Begin Data section
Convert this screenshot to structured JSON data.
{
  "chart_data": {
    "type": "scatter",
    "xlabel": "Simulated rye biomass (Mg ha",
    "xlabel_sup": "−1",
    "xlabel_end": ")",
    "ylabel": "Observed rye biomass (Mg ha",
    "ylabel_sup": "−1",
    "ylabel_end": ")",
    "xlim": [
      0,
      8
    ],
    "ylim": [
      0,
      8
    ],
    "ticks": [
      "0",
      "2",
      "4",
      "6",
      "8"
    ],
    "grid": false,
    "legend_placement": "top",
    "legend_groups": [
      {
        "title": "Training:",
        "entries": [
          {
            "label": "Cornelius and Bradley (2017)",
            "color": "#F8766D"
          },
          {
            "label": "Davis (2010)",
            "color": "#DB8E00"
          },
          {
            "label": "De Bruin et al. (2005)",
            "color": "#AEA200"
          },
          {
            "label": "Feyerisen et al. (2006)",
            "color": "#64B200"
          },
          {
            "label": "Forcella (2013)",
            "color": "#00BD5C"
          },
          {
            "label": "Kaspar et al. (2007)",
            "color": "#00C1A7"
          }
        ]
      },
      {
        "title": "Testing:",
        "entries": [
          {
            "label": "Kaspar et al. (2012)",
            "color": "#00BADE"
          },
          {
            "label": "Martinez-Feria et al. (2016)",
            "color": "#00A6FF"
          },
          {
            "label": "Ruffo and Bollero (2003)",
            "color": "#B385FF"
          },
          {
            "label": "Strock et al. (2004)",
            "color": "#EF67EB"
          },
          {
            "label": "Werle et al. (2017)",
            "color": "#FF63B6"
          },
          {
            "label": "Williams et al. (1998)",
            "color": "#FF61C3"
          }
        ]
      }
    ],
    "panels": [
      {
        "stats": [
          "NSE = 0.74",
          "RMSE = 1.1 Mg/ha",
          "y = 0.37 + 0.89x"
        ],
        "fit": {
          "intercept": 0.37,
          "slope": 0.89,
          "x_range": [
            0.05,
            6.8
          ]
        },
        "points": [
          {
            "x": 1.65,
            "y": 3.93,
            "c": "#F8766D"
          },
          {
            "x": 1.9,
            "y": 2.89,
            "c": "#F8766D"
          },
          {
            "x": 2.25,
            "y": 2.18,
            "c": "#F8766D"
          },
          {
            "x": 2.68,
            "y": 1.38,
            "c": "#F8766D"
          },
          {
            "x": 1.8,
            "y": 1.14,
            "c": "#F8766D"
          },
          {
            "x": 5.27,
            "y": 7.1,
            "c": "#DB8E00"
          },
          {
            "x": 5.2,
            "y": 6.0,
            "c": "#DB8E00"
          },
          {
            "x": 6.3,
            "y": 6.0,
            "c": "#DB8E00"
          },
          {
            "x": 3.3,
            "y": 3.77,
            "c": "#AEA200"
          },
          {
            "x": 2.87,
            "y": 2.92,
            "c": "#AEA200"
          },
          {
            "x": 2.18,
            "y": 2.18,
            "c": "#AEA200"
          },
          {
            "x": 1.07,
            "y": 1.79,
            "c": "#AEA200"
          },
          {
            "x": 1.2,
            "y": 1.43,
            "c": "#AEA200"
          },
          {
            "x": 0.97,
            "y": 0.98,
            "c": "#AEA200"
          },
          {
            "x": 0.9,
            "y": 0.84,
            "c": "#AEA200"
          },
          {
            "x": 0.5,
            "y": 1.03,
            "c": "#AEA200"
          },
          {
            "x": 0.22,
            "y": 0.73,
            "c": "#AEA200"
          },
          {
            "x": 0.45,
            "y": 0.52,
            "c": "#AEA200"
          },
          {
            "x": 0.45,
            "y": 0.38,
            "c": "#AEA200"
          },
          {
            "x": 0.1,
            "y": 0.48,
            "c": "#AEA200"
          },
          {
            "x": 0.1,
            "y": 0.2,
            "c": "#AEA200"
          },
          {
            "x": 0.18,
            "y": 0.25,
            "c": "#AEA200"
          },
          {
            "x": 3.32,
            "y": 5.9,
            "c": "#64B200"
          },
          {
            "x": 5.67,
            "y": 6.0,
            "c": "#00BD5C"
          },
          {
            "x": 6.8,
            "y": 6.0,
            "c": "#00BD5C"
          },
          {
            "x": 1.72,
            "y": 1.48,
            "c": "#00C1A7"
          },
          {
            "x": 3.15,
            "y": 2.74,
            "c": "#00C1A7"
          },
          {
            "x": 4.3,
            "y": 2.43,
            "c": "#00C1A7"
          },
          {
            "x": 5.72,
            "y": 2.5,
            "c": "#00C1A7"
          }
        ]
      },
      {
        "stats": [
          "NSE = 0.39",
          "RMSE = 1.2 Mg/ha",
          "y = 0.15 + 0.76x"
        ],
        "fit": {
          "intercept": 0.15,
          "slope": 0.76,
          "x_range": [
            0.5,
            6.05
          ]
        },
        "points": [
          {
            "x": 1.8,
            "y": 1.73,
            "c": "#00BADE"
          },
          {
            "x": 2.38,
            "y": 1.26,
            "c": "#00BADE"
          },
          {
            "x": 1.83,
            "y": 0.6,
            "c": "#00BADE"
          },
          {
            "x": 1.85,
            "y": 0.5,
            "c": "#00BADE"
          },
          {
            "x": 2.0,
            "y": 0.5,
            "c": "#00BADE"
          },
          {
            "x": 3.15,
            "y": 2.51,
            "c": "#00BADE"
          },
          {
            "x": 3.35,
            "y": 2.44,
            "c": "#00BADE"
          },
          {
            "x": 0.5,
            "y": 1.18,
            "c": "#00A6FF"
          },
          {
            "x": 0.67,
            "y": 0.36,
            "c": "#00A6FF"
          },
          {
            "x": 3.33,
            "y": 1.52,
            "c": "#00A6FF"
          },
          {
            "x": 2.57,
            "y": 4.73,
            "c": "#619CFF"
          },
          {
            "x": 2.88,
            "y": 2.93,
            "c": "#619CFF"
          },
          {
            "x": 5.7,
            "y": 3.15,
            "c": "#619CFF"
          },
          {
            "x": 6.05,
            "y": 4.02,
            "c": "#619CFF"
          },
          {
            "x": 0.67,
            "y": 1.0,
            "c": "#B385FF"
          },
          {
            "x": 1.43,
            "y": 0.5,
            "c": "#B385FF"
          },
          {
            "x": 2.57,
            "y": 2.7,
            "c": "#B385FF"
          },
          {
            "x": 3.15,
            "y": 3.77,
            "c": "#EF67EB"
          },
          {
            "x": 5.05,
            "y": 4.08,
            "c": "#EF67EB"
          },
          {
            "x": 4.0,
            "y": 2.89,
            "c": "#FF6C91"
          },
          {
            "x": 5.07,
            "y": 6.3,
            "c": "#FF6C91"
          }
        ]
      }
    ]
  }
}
End Data section
Aim of the exercise
Every line in the data that holds "color" should be copied out.

Task solution
            "color": "#F8766D"
            "color": "#DB8E00"
            "color": "#AEA200"
            "color": "#64B200"
            "color": "#00BD5C"
            "color": "#00C1A7"
            "color": "#00BADE"
            "color": "#00A6FF"
            "color": "#B385FF"
            "color": "#EF67EB"
            "color": "#FF63B6"
            "color": "#FF61C3"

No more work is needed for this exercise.